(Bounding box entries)
★ ★ ★ ★ ★ ★ ★
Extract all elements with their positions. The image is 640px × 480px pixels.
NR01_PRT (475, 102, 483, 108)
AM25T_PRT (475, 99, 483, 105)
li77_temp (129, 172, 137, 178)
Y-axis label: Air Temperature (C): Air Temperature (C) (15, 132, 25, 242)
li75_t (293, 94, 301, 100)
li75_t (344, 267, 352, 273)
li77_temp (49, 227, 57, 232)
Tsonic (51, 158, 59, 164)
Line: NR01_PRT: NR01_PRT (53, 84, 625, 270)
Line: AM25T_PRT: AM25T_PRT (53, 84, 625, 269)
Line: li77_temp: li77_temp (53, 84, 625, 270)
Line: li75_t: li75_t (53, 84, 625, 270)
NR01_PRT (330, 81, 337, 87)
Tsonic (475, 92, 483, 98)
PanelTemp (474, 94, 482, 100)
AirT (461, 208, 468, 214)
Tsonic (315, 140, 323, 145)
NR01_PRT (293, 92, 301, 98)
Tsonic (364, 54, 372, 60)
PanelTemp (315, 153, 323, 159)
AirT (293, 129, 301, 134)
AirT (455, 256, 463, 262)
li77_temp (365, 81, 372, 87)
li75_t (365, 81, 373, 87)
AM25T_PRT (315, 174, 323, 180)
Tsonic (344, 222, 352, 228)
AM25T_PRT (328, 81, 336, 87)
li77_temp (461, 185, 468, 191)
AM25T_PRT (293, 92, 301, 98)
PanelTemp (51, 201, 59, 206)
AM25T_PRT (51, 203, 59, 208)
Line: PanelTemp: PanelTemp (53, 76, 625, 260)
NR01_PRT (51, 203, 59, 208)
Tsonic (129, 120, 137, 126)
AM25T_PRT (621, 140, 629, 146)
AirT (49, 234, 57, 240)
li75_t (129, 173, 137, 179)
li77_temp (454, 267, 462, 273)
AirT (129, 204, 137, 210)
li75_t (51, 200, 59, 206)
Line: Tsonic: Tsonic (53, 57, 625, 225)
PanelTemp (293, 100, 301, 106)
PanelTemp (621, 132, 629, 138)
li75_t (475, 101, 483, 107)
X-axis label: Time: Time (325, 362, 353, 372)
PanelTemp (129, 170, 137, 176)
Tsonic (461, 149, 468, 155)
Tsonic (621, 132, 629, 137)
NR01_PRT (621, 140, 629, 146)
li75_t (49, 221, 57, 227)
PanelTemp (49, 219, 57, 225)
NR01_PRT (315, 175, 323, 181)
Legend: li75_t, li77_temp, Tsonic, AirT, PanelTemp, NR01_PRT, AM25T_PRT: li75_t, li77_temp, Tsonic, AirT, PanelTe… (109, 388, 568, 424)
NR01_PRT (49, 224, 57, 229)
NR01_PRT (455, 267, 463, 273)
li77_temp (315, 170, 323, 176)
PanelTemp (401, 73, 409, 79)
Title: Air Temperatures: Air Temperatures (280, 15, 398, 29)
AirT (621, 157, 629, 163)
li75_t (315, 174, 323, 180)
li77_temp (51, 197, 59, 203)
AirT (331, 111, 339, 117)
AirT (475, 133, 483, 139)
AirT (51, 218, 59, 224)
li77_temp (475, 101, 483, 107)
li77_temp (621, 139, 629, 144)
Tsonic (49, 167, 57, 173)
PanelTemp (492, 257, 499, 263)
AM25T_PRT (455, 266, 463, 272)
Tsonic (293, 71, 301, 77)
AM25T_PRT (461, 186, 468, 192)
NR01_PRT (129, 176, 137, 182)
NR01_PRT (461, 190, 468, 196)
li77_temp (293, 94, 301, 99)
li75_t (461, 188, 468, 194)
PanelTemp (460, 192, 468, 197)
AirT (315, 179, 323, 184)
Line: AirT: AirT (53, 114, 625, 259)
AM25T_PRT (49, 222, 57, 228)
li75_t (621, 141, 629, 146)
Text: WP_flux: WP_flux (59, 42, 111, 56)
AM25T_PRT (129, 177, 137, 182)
★ ★ ★ ★ ★ ★ ★
_What you need to do_:
Copy all of these items line for line, without changing anything.

_Full solution_:
Extract all elements with their positions. The image is 640px × 480px pixels.
NR01_PRT (475, 102, 483, 108)
AM25T_PRT (475, 99, 483, 105)
li77_temp (129, 172, 137, 178)
Y-axis label: Air Temperature (C): Air Temperature (C) (15, 132, 25, 242)
li75_t (293, 94, 301, 100)
li75_t (344, 267, 352, 273)
li77_temp (49, 227, 57, 232)
Tsonic (51, 158, 59, 164)
Line: NR01_PRT: NR01_PRT (53, 84, 625, 270)
Line: AM25T_PRT: AM25T_PRT (53, 84, 625, 269)
Line: li77_temp: li77_temp (53, 84, 625, 270)
Line: li75_t: li75_t (53, 84, 625, 270)
NR01_PRT (330, 81, 337, 87)
Tsonic (475, 92, 483, 98)
PanelTemp (474, 94, 482, 100)
AirT (461, 208, 468, 214)
Tsonic (315, 140, 323, 145)
NR01_PRT (293, 92, 301, 98)
Tsonic (364, 54, 372, 60)
PanelTemp (315, 153, 323, 159)
AirT (293, 129, 301, 134)
AirT (455, 256, 463, 262)
li77_temp (365, 81, 372, 87)
li75_t (365, 81, 373, 87)
AM25T_PRT (315, 174, 323, 180)
Tsonic (344, 222, 352, 228)
AM25T_PRT (328, 81, 336, 87)
li77_temp (461, 185, 468, 191)
AM25T_PRT (293, 92, 301, 98)
PanelTemp (51, 201, 59, 206)
AM25T_PRT (51, 203, 59, 208)
Line: PanelTemp: PanelTemp (53, 76, 625, 260)
NR01_PRT (51, 203, 59, 208)
Tsonic (129, 120, 137, 126)
AM25T_PRT (621, 140, 629, 146)
AirT (49, 234, 57, 240)
li75_t (129, 173, 137, 179)
li77_temp (454, 267, 462, 273)
AirT (129, 204, 137, 210)
li75_t (51, 200, 59, 206)
Line: Tsonic: Tsonic (53, 57, 625, 225)
PanelTemp (293, 100, 301, 106)
PanelTemp (621, 132, 629, 138)
li75_t (475, 101, 483, 107)
X-axis label: Time: Time (325, 362, 353, 372)
PanelTemp (129, 170, 137, 176)
Tsonic (461, 149, 468, 155)
Tsonic (621, 132, 629, 137)
NR01_PRT (621, 140, 629, 146)
li75_t (49, 221, 57, 227)
PanelTemp (49, 219, 57, 225)
NR01_PRT (315, 175, 323, 181)
Legend: li75_t, li77_temp, Tsonic, AirT, PanelTemp, NR01_PRT, AM25T_PRT: li75_t, li77_temp, Tsonic, AirT, PanelTe… (109, 388, 568, 424)
NR01_PRT (49, 224, 57, 229)
NR01_PRT (455, 267, 463, 273)
li77_temp (315, 170, 323, 176)
PanelTemp (401, 73, 409, 79)
Title: Air Temperatures: Air Temperatures (280, 15, 398, 29)
AirT (621, 157, 629, 163)
li75_t (315, 174, 323, 180)
li77_temp (51, 197, 59, 203)
AirT (331, 111, 339, 117)
AirT (475, 133, 483, 139)
AirT (51, 218, 59, 224)
li77_temp (475, 101, 483, 107)
li77_temp (621, 139, 629, 144)
Tsonic (49, 167, 57, 173)
PanelTemp (492, 257, 499, 263)
AM25T_PRT (455, 266, 463, 272)
Tsonic (293, 71, 301, 77)
AM25T_PRT (461, 186, 468, 192)
NR01_PRT (129, 176, 137, 182)
NR01_PRT (461, 190, 468, 196)
li77_temp (293, 94, 301, 99)
li75_t (461, 188, 468, 194)
PanelTemp (460, 192, 468, 197)
AirT (315, 179, 323, 184)
Line: AirT: AirT (53, 114, 625, 259)
AM25T_PRT (49, 222, 57, 228)
li75_t (621, 141, 629, 146)
Text: WP_flux: WP_flux (59, 42, 111, 56)
AM25T_PRT (129, 177, 137, 182)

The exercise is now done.